Stated task
Return only the number of lines that hold "name".

○ ○ ○ ○

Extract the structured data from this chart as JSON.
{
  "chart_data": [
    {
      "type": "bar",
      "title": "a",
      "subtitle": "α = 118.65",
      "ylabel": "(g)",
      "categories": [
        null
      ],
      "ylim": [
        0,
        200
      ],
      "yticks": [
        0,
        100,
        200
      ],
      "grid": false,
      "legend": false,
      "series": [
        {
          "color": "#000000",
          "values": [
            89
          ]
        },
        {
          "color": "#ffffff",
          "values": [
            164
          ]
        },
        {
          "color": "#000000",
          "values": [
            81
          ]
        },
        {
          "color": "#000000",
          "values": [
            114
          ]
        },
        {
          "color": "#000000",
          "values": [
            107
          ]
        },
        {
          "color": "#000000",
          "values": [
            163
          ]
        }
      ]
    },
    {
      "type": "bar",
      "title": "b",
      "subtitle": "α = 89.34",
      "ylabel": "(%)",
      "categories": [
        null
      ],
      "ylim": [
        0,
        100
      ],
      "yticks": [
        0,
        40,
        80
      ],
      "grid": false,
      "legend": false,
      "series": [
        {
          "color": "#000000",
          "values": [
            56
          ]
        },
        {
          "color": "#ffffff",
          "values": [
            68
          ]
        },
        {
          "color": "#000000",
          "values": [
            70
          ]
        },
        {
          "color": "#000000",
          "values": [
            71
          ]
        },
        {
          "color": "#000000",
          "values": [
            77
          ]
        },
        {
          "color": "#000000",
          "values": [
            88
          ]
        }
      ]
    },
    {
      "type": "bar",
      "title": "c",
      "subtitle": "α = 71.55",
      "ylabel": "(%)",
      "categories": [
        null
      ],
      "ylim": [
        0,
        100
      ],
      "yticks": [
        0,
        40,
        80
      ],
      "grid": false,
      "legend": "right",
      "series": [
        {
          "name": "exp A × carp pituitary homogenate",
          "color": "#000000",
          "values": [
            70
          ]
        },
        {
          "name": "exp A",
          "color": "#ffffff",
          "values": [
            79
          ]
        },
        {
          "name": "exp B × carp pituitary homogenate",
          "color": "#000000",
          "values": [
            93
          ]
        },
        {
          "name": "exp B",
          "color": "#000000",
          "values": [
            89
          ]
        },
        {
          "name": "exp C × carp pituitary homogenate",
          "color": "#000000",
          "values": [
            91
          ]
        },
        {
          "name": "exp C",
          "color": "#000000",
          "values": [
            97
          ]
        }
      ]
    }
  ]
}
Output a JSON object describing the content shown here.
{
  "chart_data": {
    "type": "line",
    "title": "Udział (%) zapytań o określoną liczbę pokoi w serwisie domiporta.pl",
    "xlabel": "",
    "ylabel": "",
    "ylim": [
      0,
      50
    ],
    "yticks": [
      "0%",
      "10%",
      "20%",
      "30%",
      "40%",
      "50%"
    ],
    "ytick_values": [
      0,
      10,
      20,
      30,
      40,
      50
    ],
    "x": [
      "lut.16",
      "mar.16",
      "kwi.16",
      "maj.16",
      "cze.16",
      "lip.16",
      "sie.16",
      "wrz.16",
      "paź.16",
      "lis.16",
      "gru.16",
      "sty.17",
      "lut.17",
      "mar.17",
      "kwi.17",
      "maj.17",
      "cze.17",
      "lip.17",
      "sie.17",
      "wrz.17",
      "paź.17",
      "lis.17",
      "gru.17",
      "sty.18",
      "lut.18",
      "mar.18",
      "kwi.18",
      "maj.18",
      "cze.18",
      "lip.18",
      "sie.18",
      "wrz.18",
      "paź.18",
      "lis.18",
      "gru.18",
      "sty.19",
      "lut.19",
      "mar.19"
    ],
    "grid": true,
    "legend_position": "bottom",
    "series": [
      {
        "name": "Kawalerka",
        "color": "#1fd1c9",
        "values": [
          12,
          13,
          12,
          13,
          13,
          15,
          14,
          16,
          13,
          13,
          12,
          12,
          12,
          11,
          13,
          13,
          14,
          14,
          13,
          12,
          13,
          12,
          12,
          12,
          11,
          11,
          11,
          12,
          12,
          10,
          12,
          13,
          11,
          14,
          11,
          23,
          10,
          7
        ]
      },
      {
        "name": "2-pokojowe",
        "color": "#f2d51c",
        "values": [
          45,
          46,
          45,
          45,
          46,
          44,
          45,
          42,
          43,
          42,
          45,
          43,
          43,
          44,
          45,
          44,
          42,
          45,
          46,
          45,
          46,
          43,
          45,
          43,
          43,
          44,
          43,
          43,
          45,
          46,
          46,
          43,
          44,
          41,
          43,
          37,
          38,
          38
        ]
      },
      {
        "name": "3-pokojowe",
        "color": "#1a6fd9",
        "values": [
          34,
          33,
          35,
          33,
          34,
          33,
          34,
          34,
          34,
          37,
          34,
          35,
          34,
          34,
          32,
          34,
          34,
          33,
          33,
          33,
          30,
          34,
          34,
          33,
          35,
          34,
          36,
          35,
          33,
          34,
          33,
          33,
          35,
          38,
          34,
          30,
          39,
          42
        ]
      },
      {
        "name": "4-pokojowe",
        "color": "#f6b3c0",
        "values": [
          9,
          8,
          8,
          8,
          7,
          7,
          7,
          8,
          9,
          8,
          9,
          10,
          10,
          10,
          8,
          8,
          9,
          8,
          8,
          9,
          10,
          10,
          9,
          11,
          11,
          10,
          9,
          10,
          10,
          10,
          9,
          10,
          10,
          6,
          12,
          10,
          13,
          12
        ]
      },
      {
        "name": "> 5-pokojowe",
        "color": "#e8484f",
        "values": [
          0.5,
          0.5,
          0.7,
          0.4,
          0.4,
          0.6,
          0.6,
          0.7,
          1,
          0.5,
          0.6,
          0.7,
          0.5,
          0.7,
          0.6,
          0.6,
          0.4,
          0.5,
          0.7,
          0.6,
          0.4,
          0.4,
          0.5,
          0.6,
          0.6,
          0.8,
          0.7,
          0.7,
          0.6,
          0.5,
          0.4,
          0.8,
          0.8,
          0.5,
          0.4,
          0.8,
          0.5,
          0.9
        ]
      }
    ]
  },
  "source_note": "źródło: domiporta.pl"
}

○ ○ ○ ○

Written solution
11